Work required: Go through the listing and copy every line word for word.

(Rows from a dataset)
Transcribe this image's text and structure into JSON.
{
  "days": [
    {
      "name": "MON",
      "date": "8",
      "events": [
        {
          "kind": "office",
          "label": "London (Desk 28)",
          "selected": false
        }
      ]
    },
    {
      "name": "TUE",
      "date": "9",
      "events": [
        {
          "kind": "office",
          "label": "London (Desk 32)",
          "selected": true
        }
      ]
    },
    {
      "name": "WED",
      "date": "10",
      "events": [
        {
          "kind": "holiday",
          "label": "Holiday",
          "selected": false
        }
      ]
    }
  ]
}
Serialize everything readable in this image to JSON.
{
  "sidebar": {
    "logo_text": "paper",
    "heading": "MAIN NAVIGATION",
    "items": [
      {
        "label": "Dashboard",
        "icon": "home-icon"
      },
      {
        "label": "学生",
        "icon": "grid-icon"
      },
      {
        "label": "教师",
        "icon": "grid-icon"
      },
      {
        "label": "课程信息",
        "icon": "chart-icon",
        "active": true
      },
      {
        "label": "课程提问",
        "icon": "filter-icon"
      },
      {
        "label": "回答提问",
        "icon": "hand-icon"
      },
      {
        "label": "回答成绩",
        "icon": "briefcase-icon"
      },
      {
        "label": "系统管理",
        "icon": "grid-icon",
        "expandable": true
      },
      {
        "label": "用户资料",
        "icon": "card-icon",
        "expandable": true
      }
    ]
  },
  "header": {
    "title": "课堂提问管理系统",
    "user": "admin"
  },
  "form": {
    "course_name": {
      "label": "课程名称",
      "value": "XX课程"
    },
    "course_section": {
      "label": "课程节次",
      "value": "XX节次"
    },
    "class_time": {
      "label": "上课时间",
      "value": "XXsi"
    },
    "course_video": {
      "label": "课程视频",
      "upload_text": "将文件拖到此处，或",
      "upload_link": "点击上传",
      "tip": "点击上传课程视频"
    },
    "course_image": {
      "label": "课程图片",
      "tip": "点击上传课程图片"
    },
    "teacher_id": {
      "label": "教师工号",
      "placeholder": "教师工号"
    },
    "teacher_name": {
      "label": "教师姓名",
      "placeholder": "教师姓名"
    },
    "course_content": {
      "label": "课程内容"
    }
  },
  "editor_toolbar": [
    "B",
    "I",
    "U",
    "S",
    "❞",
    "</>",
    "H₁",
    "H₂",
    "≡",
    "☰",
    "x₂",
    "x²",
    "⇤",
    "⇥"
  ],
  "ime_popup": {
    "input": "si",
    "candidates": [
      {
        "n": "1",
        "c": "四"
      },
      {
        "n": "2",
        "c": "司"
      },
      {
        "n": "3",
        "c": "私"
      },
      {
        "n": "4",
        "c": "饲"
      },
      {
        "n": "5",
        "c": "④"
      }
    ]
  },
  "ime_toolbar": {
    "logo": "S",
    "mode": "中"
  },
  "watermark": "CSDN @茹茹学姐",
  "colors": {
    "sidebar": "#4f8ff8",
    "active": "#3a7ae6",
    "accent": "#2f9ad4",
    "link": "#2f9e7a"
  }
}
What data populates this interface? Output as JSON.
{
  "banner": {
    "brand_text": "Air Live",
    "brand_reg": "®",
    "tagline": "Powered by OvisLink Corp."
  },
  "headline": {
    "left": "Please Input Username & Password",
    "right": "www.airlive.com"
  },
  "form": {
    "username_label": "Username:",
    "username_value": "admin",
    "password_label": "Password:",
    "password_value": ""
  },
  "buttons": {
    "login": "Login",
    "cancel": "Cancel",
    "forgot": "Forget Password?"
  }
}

Correct output:
Transcribe this image's text and structure into JSON.
{
  "days": [
    {
      "name": "MON",
      "date": "8",
      "events": [
        {
          "kind": "office",
          "label": "London (Desk 28)",
          "selected": false
        }
      ]
    },
    {
      "name": "TUE",
      "date": "9",
      "events": [
        {
          "kind": "office",
          "label": "London (Desk 32)",
          "selected": true
        }
      ]
    },
    {
      "name": "WED",
      "date": "10",
      "events": [
        {
          "kind": "holiday",
          "label": "Holiday",
          "selected": false
        }
      ]
    }
  ]
}
Serialize everything readable in this image to JSON.
{
  "sidebar": {
    "logo_text": "paper",
    "heading": "MAIN NAVIGATION",
    "items": [
      {
        "label": "Dashboard",
        "icon": "home-icon"
      },
      {
        "label": "学生",
        "icon": "grid-icon"
      },
      {
        "label": "教师",
        "icon": "grid-icon"
      },
      {
        "label": "课程信息",
        "icon": "chart-icon",
        "active": true
      },
      {
        "label": "课程提问",
        "icon": "filter-icon"
      },
      {
        "label": "回答提问",
        "icon": "hand-icon"
      },
      {
        "label": "回答成绩",
        "icon": "briefcase-icon"
      },
      {
        "label": "系统管理",
        "icon": "grid-icon",
        "expandable": true
      },
      {
        "label": "用户资料",
        "icon": "card-icon",
        "expandable": true
      }
    ]
  },
  "header": {
    "title": "课堂提问管理系统",
    "user": "admin"
  },
  "form": {
    "course_name": {
      "label": "课程名称",
      "value": "XX课程"
    },
    "course_section": {
      "label": "课程节次",
      "value": "XX节次"
    },
    "class_time": {
      "label": "上课时间",
      "value": "XXsi"
    },
    "course_video": {
      "label": "课程视频",
      "upload_text": "将文件拖到此处，或",
      "upload_link": "点击上传",
      "tip": "点击上传课程视频"
    },
    "course_image": {
      "label": "课程图片",
      "tip": "点击上传课程图片"
    },
    "teacher_id": {
      "label": "教师工号",
      "placeholder": "教师工号"
    },
    "teacher_name": {
      "label": "教师姓名",
      "placeholder": "教师姓名"
    },
    "course_content": {
      "label": "课程内容"
    }
  },
  "editor_toolbar": [
    "B",
    "I",
    "U",
    "S",
    "❞",
    "</>",
    "H₁",
    "H₂",
    "≡",
    "☰",
    "x₂",
    "x²",
    "⇤",
    "⇥"
  ],
  "ime_popup": {
    "input": "si",
    "candidates": [
      {
        "n": "1",
        "c": "四"
      },
      {
        "n": "2",
        "c": "司"
      },
      {
        "n": "3",
        "c": "私"
      },
      {
        "n": "4",
        "c": "饲"
      },
      {
        "n": "5",
        "c": "④"
      }
    ]
  },
  "ime_toolbar": {
    "logo": "S",
    "mode": "中"
  },
  "watermark": "CSDN @茹茹学姐",
  "colors": {
    "sidebar": "#4f8ff8",
    "active": "#3a7ae6",
    "accent": "#2f9ad4",
    "link": "#2f9e7a"
  }
}
What data populates this interface? Output as JSON.
{
  "banner": {
    "brand_text": "Air Live",
    "brand_reg": "®",
    "tagline": "Powered by OvisLink Corp."
  },
  "headline": {
    "left": "Please Input Username & Password",
    "right": "www.airlive.com"
  },
  "form": {
    "username_label": "Username:",
    "username_value": "admin",
    "password_label": "Password:",
    "password_value": ""
  },
  "buttons": {
    "login": "Login",
    "cancel": "Cancel",
    "forgot": "Forget Password?"
  }
}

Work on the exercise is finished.